## BEGIN Stored data

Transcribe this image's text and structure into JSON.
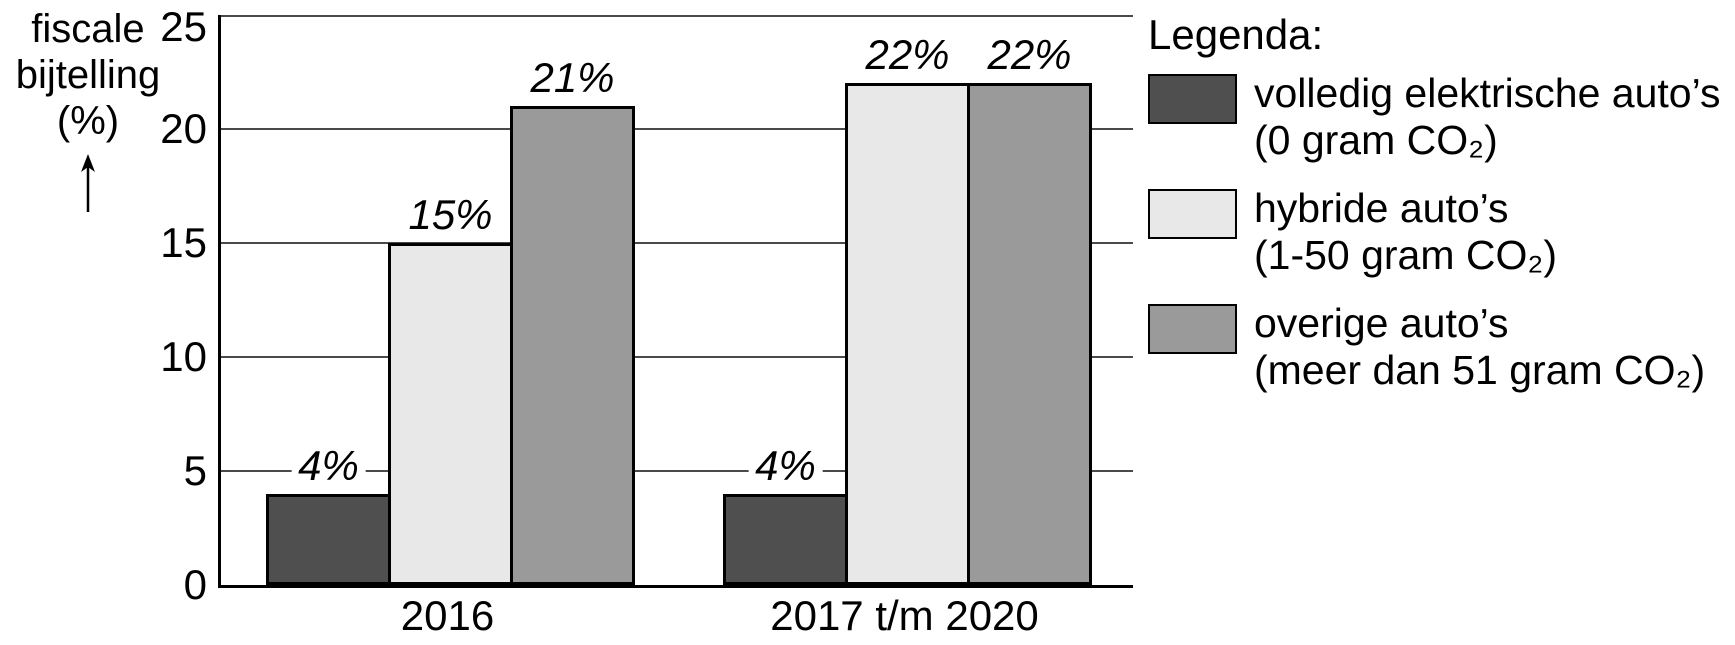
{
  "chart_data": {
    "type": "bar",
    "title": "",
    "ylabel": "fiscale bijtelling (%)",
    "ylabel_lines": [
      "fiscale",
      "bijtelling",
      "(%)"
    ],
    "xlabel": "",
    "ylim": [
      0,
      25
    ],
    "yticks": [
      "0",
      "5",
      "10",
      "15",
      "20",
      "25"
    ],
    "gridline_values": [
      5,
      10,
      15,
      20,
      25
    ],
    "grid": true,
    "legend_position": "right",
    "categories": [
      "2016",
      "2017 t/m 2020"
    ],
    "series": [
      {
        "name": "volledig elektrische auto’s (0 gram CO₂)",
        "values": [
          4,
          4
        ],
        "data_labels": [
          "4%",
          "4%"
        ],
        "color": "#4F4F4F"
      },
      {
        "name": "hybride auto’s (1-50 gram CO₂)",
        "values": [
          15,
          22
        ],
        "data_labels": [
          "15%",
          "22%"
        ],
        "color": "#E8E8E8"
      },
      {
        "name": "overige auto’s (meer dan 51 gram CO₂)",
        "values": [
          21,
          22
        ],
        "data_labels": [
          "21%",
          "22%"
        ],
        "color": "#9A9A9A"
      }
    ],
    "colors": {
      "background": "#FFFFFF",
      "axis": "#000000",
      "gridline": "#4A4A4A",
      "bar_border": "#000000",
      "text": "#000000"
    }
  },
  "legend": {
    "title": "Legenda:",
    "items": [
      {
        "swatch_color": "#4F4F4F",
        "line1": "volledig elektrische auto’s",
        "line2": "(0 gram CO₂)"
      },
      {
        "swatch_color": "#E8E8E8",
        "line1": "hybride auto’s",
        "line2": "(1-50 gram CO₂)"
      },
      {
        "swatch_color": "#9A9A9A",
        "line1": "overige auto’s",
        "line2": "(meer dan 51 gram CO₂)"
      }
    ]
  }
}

## END Stored data

* What you have to do
Leave the pictures out and copy the rest of the data exactly.

* Exercise response
Transcribe this image's text and structure into JSON.
{
  "chart_data": {
    "type": "bar",
    "title": "",
    "ylabel": "fiscale bijtelling (%)",
    "ylabel_lines": [
      "fiscale",
      "bijtelling",
      "(%)"
    ],
    "xlabel": "",
    "ylim": [
      0,
      25
    ],
    "yticks": [
      "0",
      "5",
      "10",
      "15",
      "20",
      "25"
    ],
    "gridline_values": [
      5,
      10,
      15,
      20,
      25
    ],
    "grid": true,
    "legend_position": "right",
    "categories": [
      "2016",
      "2017 t/m 2020"
    ],
    "series": [
      {
        "name": "volledig elektrische auto’s (0 gram CO₂)",
        "values": [
          4,
          4
        ],
        "data_labels": [
          "4%",
          "4%"
        ],
        "color": "#4F4F4F"
      },
      {
        "name": "hybride auto’s (1-50 gram CO₂)",
        "values": [
          15,
          22
        ],
        "data_labels": [
          "15%",
          "22%"
        ],
        "color": "#E8E8E8"
      },
      {
        "name": "overige auto’s (meer dan 51 gram CO₂)",
        "values": [
          21,
          22
        ],
        "data_labels": [
          "21%",
          "22%"
        ],
        "color": "#9A9A9A"
      }
    ],
    "colors": {
      "background": "#FFFFFF",
      "axis": "#000000",
      "gridline": "#4A4A4A",
      "bar_border": "#000000",
      "text": "#000000"
    }
  },
  "legend": {
    "title": "Legenda:",
    "items": [
      {
        "swatch_color": "#4F4F4F",
        "line1": "volledig elektrische auto’s",
        "line2": "(0 gram CO₂)"
      },
      {
        "swatch_color": "#E8E8E8",
        "line1": "hybride auto’s",
        "line2": "(1-50 gram CO₂)"
      },
      {
        "swatch_color": "#9A9A9A",
        "line1": "overige auto’s",
        "line2": "(meer dan 51 gram CO₂)"
      }
    ]
  }
}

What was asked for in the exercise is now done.